*Task details*. Please output the records below in full, exactly as given, but without the images.

*Source data*.
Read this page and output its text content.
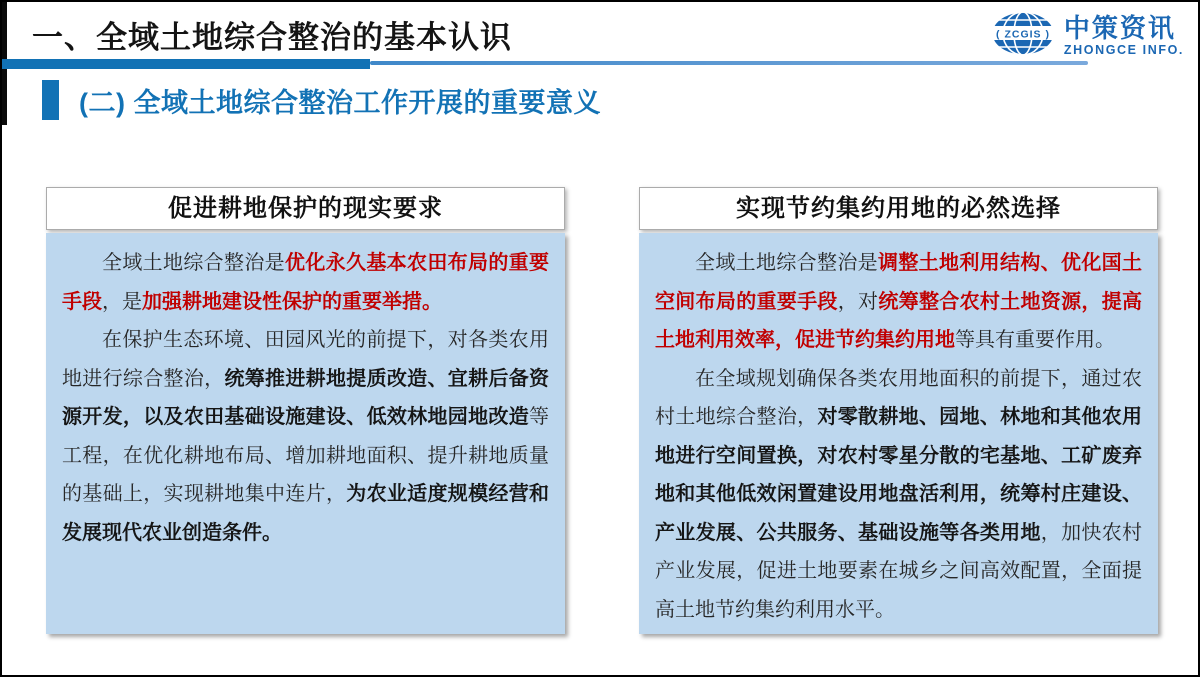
一、全域土地综合整治的基本认识	( ZCGIS ) 中策资讯
ZHONGCE INFO.
(二) 全域土地综合整治工作开展的重要意义
促进耕地保护的现实要求

全域土地综合整治是优化永久基本农田布局的重要手段，是加强耕地建设性保护的重要举措。

在保护生态环境、田园风光的前提下，对各类农用地进行综合整治，统筹推进耕地提质改造、宜耕后备资源开发，以及农田基础设施建设、低效林地园地改造等工程，在优化耕地布局、增加耕地面积、提升耕地质量的基础上，实现耕地集中连片，为农业适度规模经营和发展现代农业创造条件。

实现节约集约用地的必然选择

全域土地综合整治是调整土地利用结构、优化国土空间布局的重要手段，对统筹整合农村土地资源，提高土地利用效率，促进节约集约用地等具有重要作用。

在全域规划确保各类农用地面积的前提下，通过农村土地综合整治，对零散耕地、园地、林地和其他农用地进行空间置换，对农村零星分散的宅基地、工矿废弃地和其他低效闲置建设用地盘活利用，统筹村庄建设、产业发展、公共服务、基础设施等各类用地，加快农村产业发展，促进土地要素在城乡之间高效配置，全面提高土地节约集约利用水平。
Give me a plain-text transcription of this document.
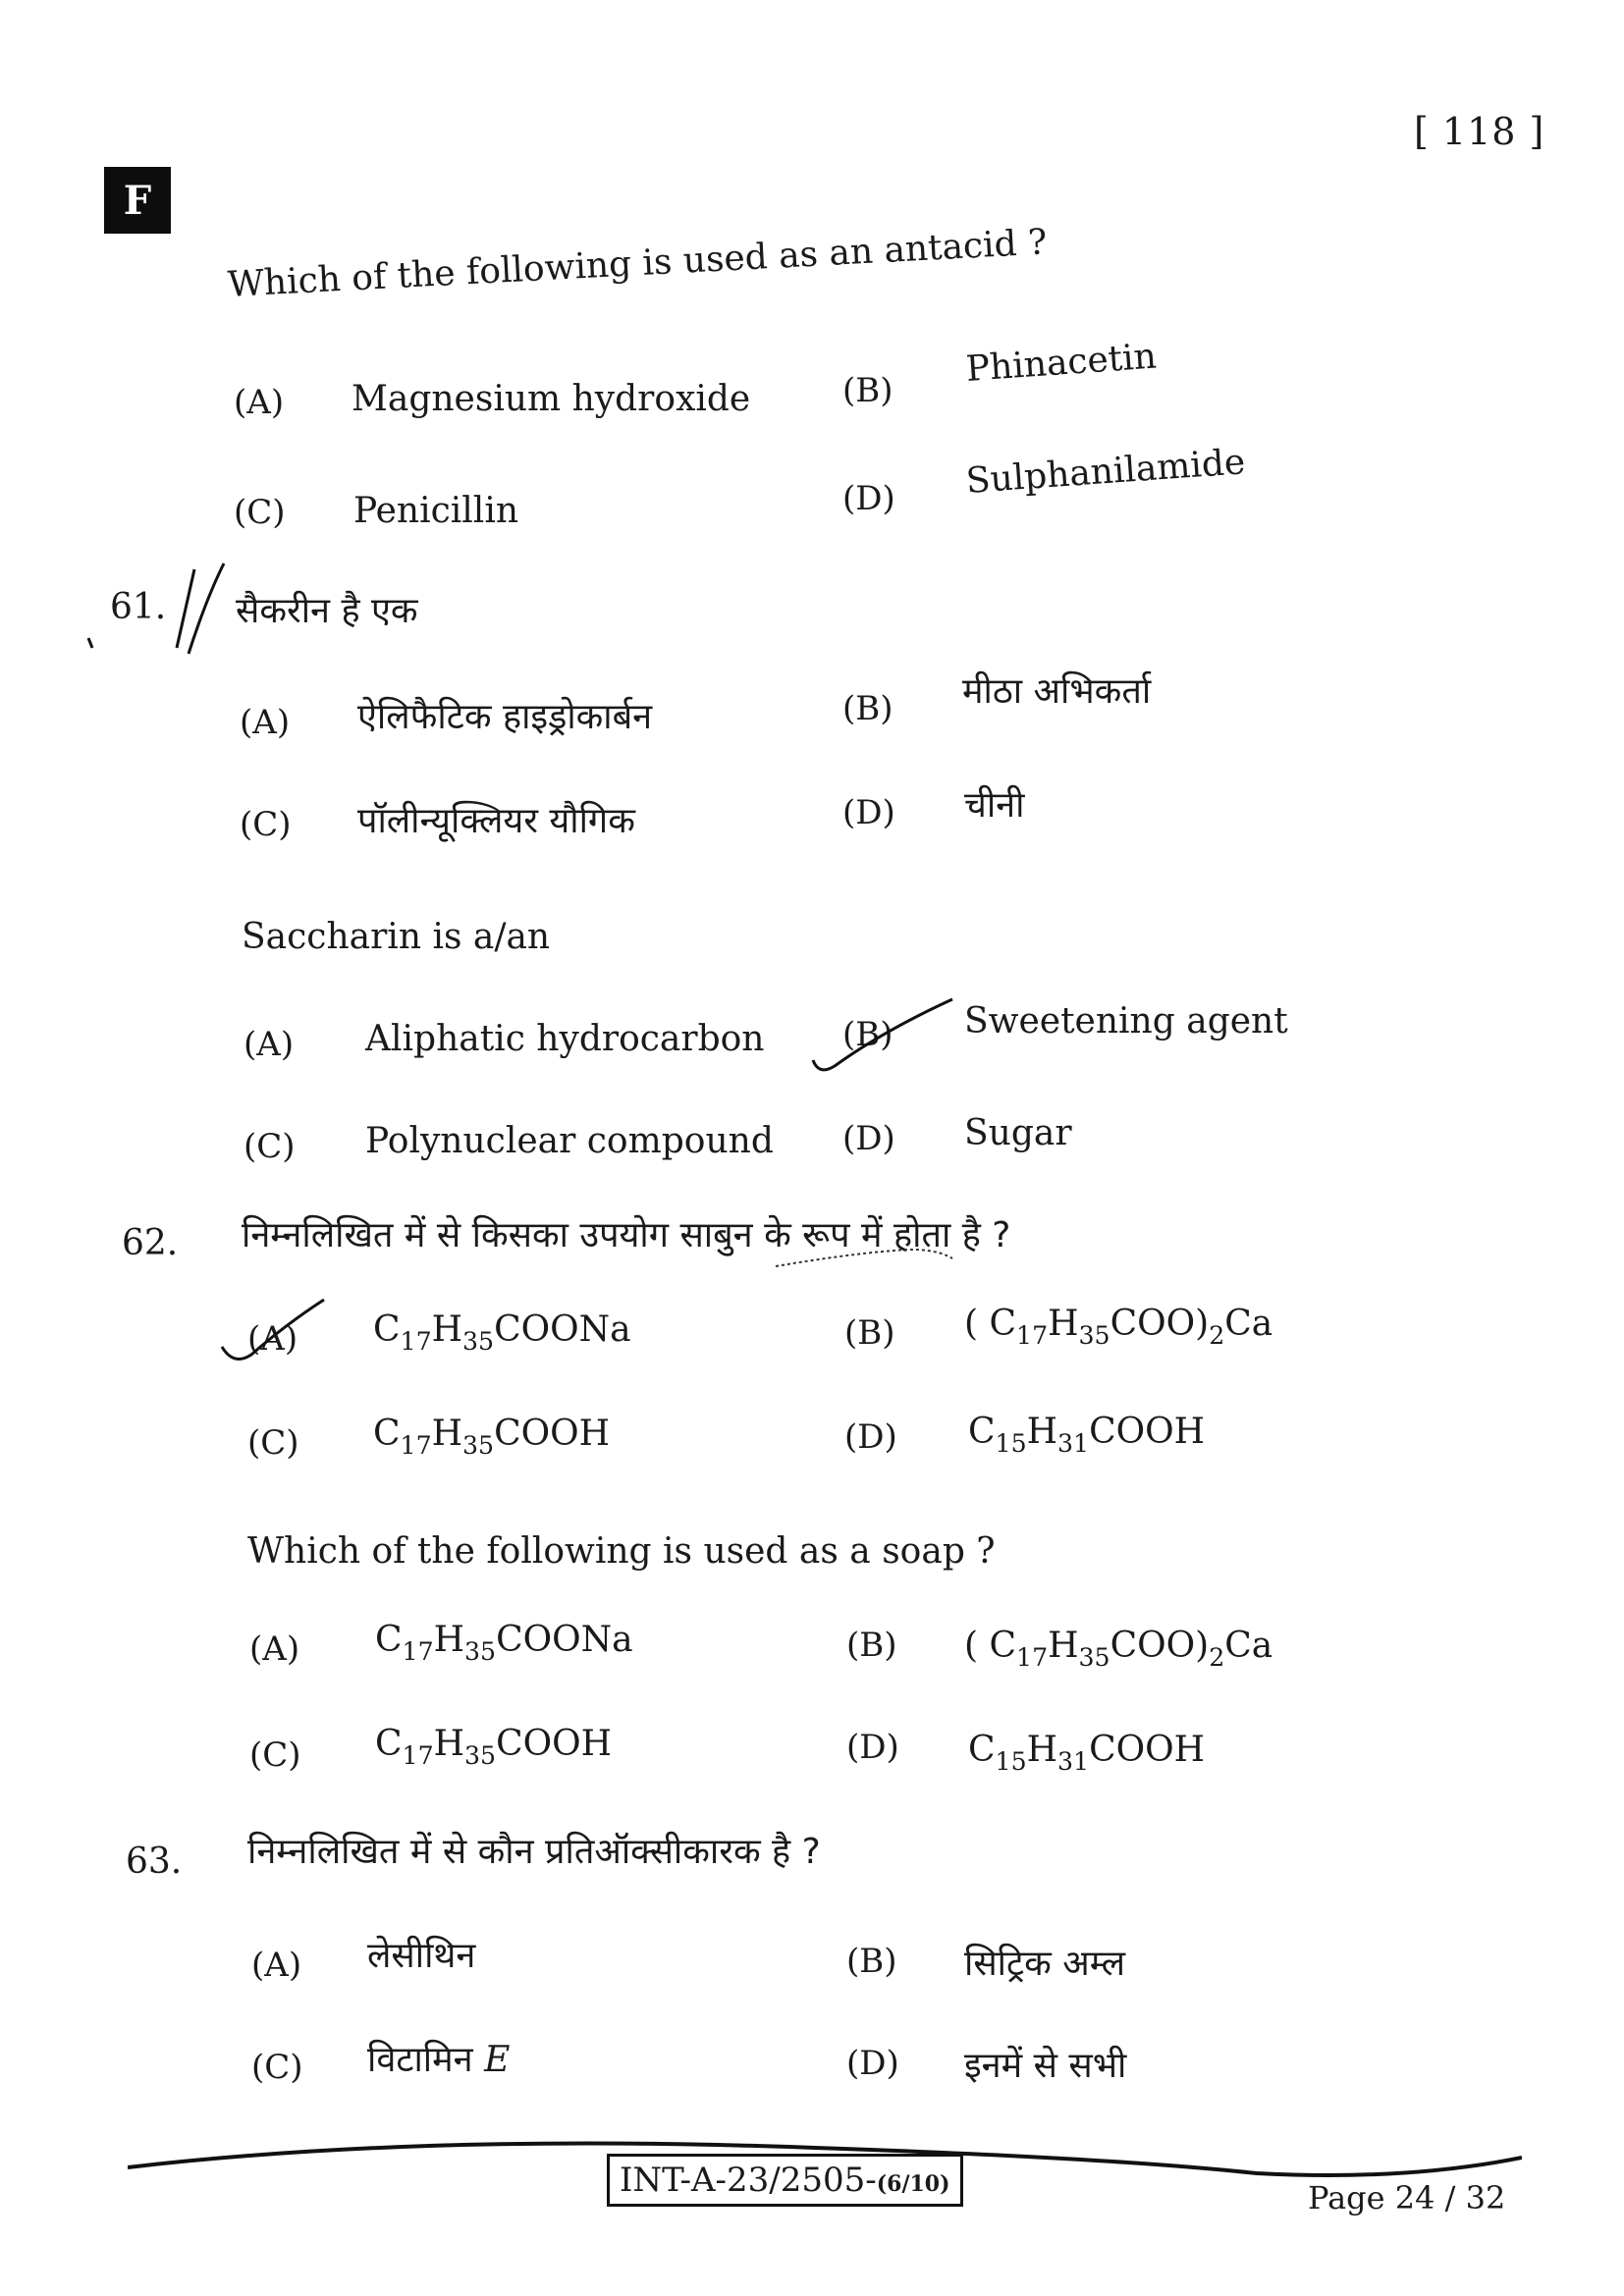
[ 118 ]
F
Which of the following is used as an antacid ?
(A) Magnesium hydroxide	(B)
Phinacetin
(C) Penicillin	(D) Sulphanilamide
61. सैकरीन है एक
(A) ऐलिफैटिक हाइड्रोकार्बन	(B) मीठा अभिकर्ता
(C) पॉलीन्यूक्लियर यौगिक	(D) चीनी
Saccharin is a/an
(A) Aliphatic hydrocarbon (B) Sweetening agent
(C) Polynuclear compound (D) Sugar
62. निम्नलिखित में से किसका उपयोग साबुन के रूप में होता है ?
(A) $C_{17}H_{35}COONa$	(B) ( $C_{17}H_{35}COO)_2Ca$
(C) $C_{17}H_{35}COOH$	(D) $C_{15}H_{31}COOH$
Which of the following is used as a soap ?
(A) $C_{17}H_{35}COONa$	(B) ( $C_{17}H_{35}COO)_2Ca$
(C) $C_{17}H_{35}COOH$	(D) $C_{15}H_{31}COOH$
63. निम्नलिखित में से कौन प्रतिऑक्सीकारक है ?
(A) लेसीथिन	(B) सिट्रिक अम्ल
(C) विटामिन E	(D) इनमें से सभी
INT-A-23/2505-(6/10)	Page 24 / 32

*Solution to the exercise*.
Read this page and output its text content.
一、全域土地综合整治的基本认识	( ZCGIS ) 中策资讯
ZHONGCE INFO.
(二) 全域土地综合整治工作开展的重要意义
促进耕地保护的现实要求

全域土地综合整治是优化永久基本农田布局的重要手段，是加强耕地建设性保护的重要举措。

在保护生态环境、田园风光的前提下，对各类农用地进行综合整治，统筹推进耕地提质改造、宜耕后备资源开发，以及农田基础设施建设、低效林地园地改造等工程，在优化耕地布局、增加耕地面积、提升耕地质量的基础上，实现耕地集中连片，为农业适度规模经营和发展现代农业创造条件。

实现节约集约用地的必然选择

全域土地综合整治是调整土地利用结构、优化国土空间布局的重要手段，对统筹整合农村土地资源，提高土地利用效率，促进节约集约用地等具有重要作用。

在全域规划确保各类农用地面积的前提下，通过农村土地综合整治，对零散耕地、园地、林地和其他农用地进行空间置换，对农村零星分散的宅基地、工矿废弃地和其他低效闲置建设用地盘活利用，统筹村庄建设、产业发展、公共服务、基础设施等各类用地，加快农村产业发展，促进土地要素在城乡之间高效配置，全面提高土地节约集约利用水平。
Give me a plain-text transcription of this document.
[ 118 ]
F
Which of the following is used as an antacid ?
(A) Magnesium hydroxide	(B)
Phinacetin
(C) Penicillin	(D) Sulphanilamide
61. सैकरीन है एक
(A) ऐलिफैटिक हाइड्रोकार्बन	(B) मीठा अभिकर्ता
(C) पॉलीन्यूक्लियर यौगिक	(D) चीनी
Saccharin is a/an
(A) Aliphatic hydrocarbon (B) Sweetening agent
(C) Polynuclear compound (D) Sugar
62. निम्नलिखित में से किसका उपयोग साबुन के रूप में होता है ?
(A) $C_{17}H_{35}COONa$	(B) ( $C_{17}H_{35}COO)_2Ca$
(C) $C_{17}H_{35}COOH$	(D) $C_{15}H_{31}COOH$
Which of the following is used as a soap ?
(A) $C_{17}H_{35}COONa$	(B) ( $C_{17}H_{35}COO)_2Ca$
(C) $C_{17}H_{35}COOH$	(D) $C_{15}H_{31}COOH$
63. निम्नलिखित में से कौन प्रतिऑक्सीकारक है ?
(A) लेसीथिन	(B) सिट्रिक अम्ल
(C) विटामिन E	(D) इनमें से सभी
INT-A-23/2505-(6/10)	Page 24 / 32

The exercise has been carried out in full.